# Exercise
Reproduce all of the material exactly as shown.

Recorded data:
-=-=-

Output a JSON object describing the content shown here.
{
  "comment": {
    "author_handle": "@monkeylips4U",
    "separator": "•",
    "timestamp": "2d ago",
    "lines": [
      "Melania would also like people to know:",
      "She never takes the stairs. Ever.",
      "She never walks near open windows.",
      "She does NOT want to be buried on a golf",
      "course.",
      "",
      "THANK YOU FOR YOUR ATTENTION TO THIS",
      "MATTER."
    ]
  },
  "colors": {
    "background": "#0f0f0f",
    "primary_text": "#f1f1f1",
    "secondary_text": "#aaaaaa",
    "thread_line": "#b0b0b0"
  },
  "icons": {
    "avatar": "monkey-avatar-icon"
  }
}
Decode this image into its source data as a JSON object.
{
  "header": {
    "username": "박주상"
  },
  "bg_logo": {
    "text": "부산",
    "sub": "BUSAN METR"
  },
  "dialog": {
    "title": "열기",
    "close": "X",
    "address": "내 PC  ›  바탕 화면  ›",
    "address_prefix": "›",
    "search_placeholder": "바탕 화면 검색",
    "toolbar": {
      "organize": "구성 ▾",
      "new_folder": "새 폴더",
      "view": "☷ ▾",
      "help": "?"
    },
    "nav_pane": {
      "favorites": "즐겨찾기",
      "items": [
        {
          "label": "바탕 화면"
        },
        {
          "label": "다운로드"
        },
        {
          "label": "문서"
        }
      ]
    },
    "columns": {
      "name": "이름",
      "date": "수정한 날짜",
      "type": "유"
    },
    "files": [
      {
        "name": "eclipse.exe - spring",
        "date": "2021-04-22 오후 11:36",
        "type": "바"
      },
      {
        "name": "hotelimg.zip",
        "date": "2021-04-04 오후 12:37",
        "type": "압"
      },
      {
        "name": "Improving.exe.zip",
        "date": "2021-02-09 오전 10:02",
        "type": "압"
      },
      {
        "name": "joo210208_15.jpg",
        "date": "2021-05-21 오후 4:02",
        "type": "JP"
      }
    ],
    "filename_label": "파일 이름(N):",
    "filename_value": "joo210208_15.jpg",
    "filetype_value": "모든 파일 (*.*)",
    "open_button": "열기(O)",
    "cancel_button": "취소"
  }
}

-=-=-

# Completed task
Output a JSON object describing the content shown here.
{
  "comment": {
    "author_handle": "@monkeylips4U",
    "separator": "•",
    "timestamp": "2d ago",
    "lines": [
      "Melania would also like people to know:",
      "She never takes the stairs. Ever.",
      "She never walks near open windows.",
      "She does NOT want to be buried on a golf",
      "course.",
      "",
      "THANK YOU FOR YOUR ATTENTION TO THIS",
      "MATTER."
    ]
  },
  "colors": {
    "background": "#0f0f0f",
    "primary_text": "#f1f1f1",
    "secondary_text": "#aaaaaa",
    "thread_line": "#b0b0b0"
  },
  "icons": {
    "avatar": "monkey-avatar-icon"
  }
}
Decode this image into its source data as a JSON object.
{
  "header": {
    "username": "박주상"
  },
  "bg_logo": {
    "text": "부산",
    "sub": "BUSAN METR"
  },
  "dialog": {
    "title": "열기",
    "close": "X",
    "address": "내 PC  ›  바탕 화면  ›",
    "address_prefix": "›",
    "search_placeholder": "바탕 화면 검색",
    "toolbar": {
      "organize": "구성 ▾",
      "new_folder": "새 폴더",
      "view": "☷ ▾",
      "help": "?"
    },
    "nav_pane": {
      "favorites": "즐겨찾기",
      "items": [
        {
          "label": "바탕 화면"
        },
        {
          "label": "다운로드"
        },
        {
          "label": "문서"
        }
      ]
    },
    "columns": {
      "name": "이름",
      "date": "수정한 날짜",
      "type": "유"
    },
    "files": [
      {
        "name": "eclipse.exe - spring",
        "date": "2021-04-22 오후 11:36",
        "type": "바"
      },
      {
        "name": "hotelimg.zip",
        "date": "2021-04-04 오후 12:37",
        "type": "압"
      },
      {
        "name": "Improving.exe.zip",
        "date": "2021-02-09 오전 10:02",
        "type": "압"
      },
      {
        "name": "joo210208_15.jpg",
        "date": "2021-05-21 오후 4:02",
        "type": "JP"
      }
    ],
    "filename_label": "파일 이름(N):",
    "filename_value": "joo210208_15.jpg",
    "filetype_value": "모든 파일 (*.*)",
    "open_button": "열기(O)",
    "cancel_button": "취소"
  }
}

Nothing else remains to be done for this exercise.